- SET PROBLEM
Repeat every record below exactly, but leave out any pictures.

— begin —

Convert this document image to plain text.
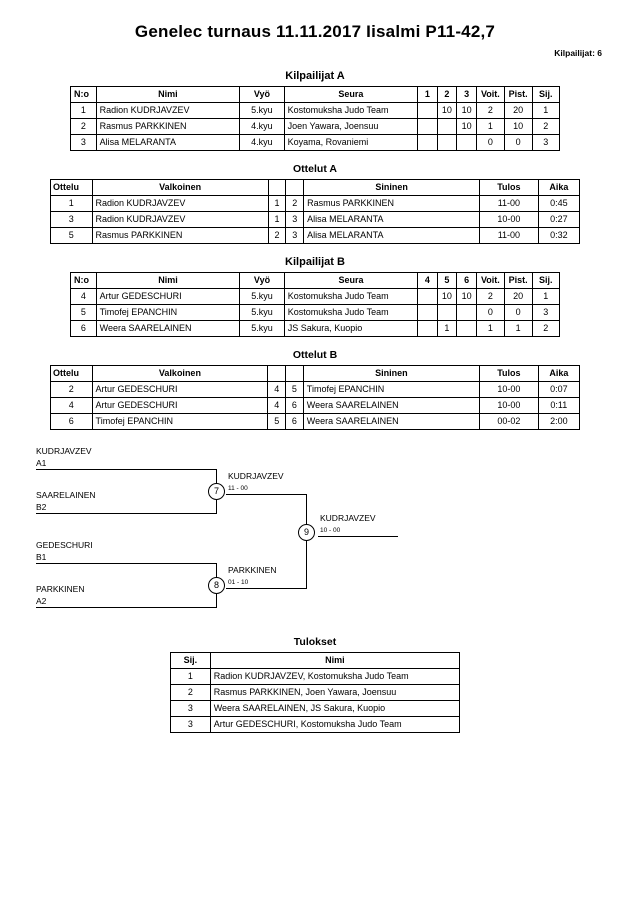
Genelec turnaus 11.11.2017 Iisalmi P11-42,7
Kilpailijat: 6
Kilpailijat A
N:o	Nimi	Vyö	Seura	1	2	3	Voit.	Pist.	Sij.
1	Radion KUDRJAVZEV	5.kyu	Kostomuksha Judo Team		10	10	2	20	1
2	Rasmus PARKKINEN	4.kyu	Joen Yawara, Joensuu			10	1	10	2
3	Alisa MELARANTA	4.kyu	Koyama, Rovaniemi				0	0	3
Ottelut A
Ottelu	Valkoinen			Sininen	Tulos	Aika
1	Radion KUDRJAVZEV	1	2	Rasmus PARKKINEN	11-00	0:45
3	Radion KUDRJAVZEV	1	3	Alisa MELARANTA	10-00	0:27
5	Rasmus PARKKINEN	2	3	Alisa MELARANTA	11-00	0:32
Kilpailijat B
N:o	Nimi	Vyö	Seura	4	5	6	Voit.	Pist.	Sij.
4	Artur GEDESCHURI	5.kyu	Kostomuksha Judo Team		10	10	2	20	1
5	Timofej EPANCHIN	5.kyu	Kostomuksha Judo Team				0	0	3
6	Weera SAARELAINEN	5.kyu	JS Sakura, Kuopio		1		1	1	2
Ottelut B
Ottelu	Valkoinen			Sininen	Tulos	Aika
2	Artur GEDESCHURI	4	5	Timofej EPANCHIN	10-00	0:07
4	Artur GEDESCHURI	4	6	Weera SAARELAINEN	10-00	0:11
6	Timofej EPANCHIN	5	6	Weera SAARELAINEN	00-02	2:00
KUDRJAVZEV
A1
SAARELAINEN
B2
7
KUDRJAVZEV
11 - 00
GEDESCHURI
B1
PARKKINEN
A2
8
PARKKINEN
01 - 10
9
KUDRJAVZEV
10 - 00
Tulokset
Sij.	Nimi
1	Radion KUDRJAVZEV, Kostomuksha Judo Team
2	Rasmus PARKKINEN, Joen Yawara, Joensuu
3	Weera SAARELAINEN, JS Sakura, Kuopio
3	Artur GEDESCHURI, Kostomuksha Judo Team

— end —

- EXERCISE ANSWER
Convert this document image to plain text.
Genelec turnaus 11.11.2017 Iisalmi P11-42,7
Kilpailijat: 6
Kilpailijat A
N:o	Nimi	Vyö	Seura	1	2	3	Voit.	Pist.	Sij.
1	Radion KUDRJAVZEV	5.kyu	Kostomuksha Judo Team		10	10	2	20	1
2	Rasmus PARKKINEN	4.kyu	Joen Yawara, Joensuu			10	1	10	2
3	Alisa MELARANTA	4.kyu	Koyama, Rovaniemi				0	0	3
Ottelut A
Ottelu	Valkoinen			Sininen	Tulos	Aika
1	Radion KUDRJAVZEV	1	2	Rasmus PARKKINEN	11-00	0:45
3	Radion KUDRJAVZEV	1	3	Alisa MELARANTA	10-00	0:27
5	Rasmus PARKKINEN	2	3	Alisa MELARANTA	11-00	0:32
Kilpailijat B
N:o	Nimi	Vyö	Seura	4	5	6	Voit.	Pist.	Sij.
4	Artur GEDESCHURI	5.kyu	Kostomuksha Judo Team		10	10	2	20	1
5	Timofej EPANCHIN	5.kyu	Kostomuksha Judo Team				0	0	3
6	Weera SAARELAINEN	5.kyu	JS Sakura, Kuopio		1		1	1	2
Ottelut B
Ottelu	Valkoinen			Sininen	Tulos	Aika
2	Artur GEDESCHURI	4	5	Timofej EPANCHIN	10-00	0:07
4	Artur GEDESCHURI	4	6	Weera SAARELAINEN	10-00	0:11
6	Timofej EPANCHIN	5	6	Weera SAARELAINEN	00-02	2:00
KUDRJAVZEV
A1
SAARELAINEN
B2
7
KUDRJAVZEV
11 - 00
GEDESCHURI
B1
PARKKINEN
A2
8
PARKKINEN
01 - 10
9
KUDRJAVZEV
10 - 00
Tulokset
Sij.	Nimi
1	Radion KUDRJAVZEV, Kostomuksha Judo Team
2	Rasmus PARKKINEN, Joen Yawara, Joensuu
3	Weera SAARELAINEN, JS Sakura, Kuopio
3	Artur GEDESCHURI, Kostomuksha Judo Team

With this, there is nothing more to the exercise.